Scan the data below for the string "Leforts". Copy every line where it appears.

[Collected data]
--- --- ---

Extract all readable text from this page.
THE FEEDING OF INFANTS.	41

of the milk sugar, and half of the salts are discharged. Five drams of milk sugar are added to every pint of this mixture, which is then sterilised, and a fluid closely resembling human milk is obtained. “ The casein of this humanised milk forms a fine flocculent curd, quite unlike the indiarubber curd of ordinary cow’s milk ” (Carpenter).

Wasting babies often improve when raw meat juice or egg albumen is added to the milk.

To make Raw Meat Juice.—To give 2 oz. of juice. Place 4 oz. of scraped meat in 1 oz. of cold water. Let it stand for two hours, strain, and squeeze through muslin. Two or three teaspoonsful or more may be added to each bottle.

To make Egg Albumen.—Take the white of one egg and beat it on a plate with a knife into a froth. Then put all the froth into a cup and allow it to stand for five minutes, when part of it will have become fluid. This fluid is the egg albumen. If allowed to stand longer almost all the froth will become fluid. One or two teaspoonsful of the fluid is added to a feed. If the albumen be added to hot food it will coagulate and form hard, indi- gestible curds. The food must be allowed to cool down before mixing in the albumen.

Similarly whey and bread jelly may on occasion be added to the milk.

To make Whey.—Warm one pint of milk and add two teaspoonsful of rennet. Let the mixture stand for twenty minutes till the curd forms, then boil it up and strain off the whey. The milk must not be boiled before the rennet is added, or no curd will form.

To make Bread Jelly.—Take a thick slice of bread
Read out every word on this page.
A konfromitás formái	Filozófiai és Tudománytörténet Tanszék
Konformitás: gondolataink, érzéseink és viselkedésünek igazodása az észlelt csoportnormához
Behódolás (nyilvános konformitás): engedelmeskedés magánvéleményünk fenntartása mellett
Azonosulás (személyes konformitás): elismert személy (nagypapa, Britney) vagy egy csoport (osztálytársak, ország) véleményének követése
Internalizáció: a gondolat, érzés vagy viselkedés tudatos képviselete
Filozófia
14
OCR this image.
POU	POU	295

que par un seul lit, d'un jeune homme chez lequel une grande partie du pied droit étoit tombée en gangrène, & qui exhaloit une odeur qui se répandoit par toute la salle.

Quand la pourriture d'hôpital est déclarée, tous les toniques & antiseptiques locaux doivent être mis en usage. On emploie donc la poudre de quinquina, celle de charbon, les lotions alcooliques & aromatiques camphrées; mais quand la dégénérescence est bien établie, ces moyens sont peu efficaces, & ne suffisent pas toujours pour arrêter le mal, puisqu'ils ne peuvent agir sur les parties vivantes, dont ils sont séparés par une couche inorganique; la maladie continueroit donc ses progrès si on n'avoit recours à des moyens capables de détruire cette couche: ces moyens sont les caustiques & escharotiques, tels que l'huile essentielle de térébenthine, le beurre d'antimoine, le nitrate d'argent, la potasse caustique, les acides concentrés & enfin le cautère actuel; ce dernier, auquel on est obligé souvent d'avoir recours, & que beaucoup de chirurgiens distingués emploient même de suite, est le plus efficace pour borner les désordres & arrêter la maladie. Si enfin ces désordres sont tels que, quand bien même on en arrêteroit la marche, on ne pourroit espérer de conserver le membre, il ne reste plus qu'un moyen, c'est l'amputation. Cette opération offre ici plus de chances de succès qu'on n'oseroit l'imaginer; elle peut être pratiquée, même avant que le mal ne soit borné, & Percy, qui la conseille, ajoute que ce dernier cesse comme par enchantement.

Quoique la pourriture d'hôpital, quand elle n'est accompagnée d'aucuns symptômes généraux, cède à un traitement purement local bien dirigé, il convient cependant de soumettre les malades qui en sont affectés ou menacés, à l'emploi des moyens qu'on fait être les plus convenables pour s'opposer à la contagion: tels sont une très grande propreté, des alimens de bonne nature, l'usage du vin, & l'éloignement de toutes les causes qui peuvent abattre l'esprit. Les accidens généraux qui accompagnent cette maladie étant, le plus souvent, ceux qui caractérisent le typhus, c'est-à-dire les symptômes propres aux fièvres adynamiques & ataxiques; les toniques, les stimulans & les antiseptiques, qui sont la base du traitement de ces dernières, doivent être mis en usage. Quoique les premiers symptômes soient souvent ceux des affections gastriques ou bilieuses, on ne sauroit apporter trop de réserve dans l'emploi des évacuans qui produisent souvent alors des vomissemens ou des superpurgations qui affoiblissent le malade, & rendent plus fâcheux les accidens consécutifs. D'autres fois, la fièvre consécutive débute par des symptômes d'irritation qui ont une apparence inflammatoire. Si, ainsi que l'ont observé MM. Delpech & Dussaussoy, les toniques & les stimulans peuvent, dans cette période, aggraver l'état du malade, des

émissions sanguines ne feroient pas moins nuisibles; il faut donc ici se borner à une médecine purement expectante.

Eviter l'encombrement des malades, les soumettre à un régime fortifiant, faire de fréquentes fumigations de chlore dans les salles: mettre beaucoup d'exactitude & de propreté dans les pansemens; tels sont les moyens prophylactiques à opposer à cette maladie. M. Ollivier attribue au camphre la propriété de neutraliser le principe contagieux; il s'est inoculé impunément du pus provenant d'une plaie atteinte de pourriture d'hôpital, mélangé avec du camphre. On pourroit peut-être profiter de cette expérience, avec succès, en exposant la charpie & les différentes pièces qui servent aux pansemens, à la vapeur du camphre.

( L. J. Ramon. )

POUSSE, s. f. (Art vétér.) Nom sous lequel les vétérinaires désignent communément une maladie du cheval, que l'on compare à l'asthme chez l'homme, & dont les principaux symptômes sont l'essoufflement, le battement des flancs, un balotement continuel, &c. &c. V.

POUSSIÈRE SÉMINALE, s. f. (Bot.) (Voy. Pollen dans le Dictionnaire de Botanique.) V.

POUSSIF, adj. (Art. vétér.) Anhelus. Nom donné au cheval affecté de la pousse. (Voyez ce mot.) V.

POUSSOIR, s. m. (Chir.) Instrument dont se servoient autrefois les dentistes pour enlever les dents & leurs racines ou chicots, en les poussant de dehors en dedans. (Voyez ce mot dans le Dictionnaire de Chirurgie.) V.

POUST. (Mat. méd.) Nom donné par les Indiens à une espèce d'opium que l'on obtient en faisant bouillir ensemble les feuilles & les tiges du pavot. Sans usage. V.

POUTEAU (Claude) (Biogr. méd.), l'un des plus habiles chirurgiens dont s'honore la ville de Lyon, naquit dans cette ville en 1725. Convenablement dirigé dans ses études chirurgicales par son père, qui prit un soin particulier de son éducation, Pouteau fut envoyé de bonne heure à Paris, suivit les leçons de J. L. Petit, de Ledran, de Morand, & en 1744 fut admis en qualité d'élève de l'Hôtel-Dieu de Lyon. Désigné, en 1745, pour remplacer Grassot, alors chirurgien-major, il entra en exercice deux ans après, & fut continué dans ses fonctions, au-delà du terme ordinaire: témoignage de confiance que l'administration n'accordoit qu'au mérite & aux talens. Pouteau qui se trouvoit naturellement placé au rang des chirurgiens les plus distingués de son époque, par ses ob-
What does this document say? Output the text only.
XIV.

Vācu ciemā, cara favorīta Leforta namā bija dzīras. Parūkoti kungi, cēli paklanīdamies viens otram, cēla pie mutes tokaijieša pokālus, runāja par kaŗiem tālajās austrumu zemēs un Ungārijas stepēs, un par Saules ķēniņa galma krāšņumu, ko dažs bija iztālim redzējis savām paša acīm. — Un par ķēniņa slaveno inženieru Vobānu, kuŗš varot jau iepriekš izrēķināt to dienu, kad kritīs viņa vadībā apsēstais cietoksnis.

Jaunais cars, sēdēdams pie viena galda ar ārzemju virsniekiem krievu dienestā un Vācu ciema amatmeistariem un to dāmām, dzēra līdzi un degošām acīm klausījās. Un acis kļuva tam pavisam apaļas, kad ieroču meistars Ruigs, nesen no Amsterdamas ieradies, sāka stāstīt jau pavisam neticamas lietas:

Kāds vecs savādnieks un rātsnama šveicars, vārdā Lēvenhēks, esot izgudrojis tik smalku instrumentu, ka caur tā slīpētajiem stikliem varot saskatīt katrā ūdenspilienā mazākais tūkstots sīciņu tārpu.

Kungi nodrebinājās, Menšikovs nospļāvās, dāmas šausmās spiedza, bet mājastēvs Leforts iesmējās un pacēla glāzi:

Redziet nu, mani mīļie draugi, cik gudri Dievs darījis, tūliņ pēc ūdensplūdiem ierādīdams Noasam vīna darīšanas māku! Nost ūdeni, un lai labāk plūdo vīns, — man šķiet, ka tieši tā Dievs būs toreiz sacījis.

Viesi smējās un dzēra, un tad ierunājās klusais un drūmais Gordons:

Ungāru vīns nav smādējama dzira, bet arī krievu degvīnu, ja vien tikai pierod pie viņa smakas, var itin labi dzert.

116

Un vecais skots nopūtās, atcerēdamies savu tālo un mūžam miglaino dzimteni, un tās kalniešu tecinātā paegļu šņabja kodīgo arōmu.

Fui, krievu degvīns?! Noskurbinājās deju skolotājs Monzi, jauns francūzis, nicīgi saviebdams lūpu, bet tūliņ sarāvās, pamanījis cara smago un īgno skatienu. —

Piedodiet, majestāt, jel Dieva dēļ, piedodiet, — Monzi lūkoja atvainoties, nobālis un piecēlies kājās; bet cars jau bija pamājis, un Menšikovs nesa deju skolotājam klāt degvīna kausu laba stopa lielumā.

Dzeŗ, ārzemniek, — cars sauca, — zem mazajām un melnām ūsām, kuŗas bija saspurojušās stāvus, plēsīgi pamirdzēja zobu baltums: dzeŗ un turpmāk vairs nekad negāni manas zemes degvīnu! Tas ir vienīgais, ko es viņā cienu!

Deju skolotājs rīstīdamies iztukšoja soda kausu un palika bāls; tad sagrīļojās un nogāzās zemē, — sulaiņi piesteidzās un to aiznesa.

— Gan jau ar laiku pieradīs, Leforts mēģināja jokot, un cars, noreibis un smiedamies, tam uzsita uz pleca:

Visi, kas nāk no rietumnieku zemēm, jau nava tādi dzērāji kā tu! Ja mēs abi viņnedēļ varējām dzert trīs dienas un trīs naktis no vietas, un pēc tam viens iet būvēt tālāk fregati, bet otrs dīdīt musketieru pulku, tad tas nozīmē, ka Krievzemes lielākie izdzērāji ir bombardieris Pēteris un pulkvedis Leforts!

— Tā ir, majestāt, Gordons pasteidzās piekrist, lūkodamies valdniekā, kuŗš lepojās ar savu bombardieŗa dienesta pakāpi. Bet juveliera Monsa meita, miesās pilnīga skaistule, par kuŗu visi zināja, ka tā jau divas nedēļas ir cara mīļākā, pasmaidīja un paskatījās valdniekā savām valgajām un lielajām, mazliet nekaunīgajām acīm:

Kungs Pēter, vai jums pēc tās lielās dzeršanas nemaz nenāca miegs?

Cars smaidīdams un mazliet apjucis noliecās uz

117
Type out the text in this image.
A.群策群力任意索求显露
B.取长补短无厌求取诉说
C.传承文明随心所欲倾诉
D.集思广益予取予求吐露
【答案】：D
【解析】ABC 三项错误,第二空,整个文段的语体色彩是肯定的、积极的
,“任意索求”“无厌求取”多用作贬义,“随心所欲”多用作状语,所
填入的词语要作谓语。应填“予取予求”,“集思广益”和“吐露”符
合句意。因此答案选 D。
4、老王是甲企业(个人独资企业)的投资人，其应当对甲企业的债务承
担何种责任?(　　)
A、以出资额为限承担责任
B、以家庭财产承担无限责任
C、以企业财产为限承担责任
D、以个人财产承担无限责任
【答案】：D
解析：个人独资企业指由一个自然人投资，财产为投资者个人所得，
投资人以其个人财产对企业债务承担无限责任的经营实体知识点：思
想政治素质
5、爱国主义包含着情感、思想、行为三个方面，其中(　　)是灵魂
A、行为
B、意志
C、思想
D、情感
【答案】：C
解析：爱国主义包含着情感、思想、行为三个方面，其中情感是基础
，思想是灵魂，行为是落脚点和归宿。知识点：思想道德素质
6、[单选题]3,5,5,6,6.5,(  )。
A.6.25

--- --- ---

Right answer »
Kungi nodrebinājās, Menšikovs nospļāvās, dāmas šausmās spiedza, bet mājastēvs Leforts iesmējās un pacēla glāzi:
— Gan jau ar laiku pieradīs, Leforts mēģināja jokot, un cars, noreibis un smiedamies, tam uzsita uz pleca:
Visi, kas nāk no rietumnieku zemēm, jau nava tādi dzērāji kā tu! Ja mēs abi viņnedēļ varējām dzert trīs dienas un trīs naktis no vietas, un pēc tam viens iet būvēt tālāk fregati, bet otrs dīdīt musketieru pulku, tad tas nozīmē, ka Krievzemes lielākie izdzērāji ir bombardieris Pēteris un pulkvedis Leforts!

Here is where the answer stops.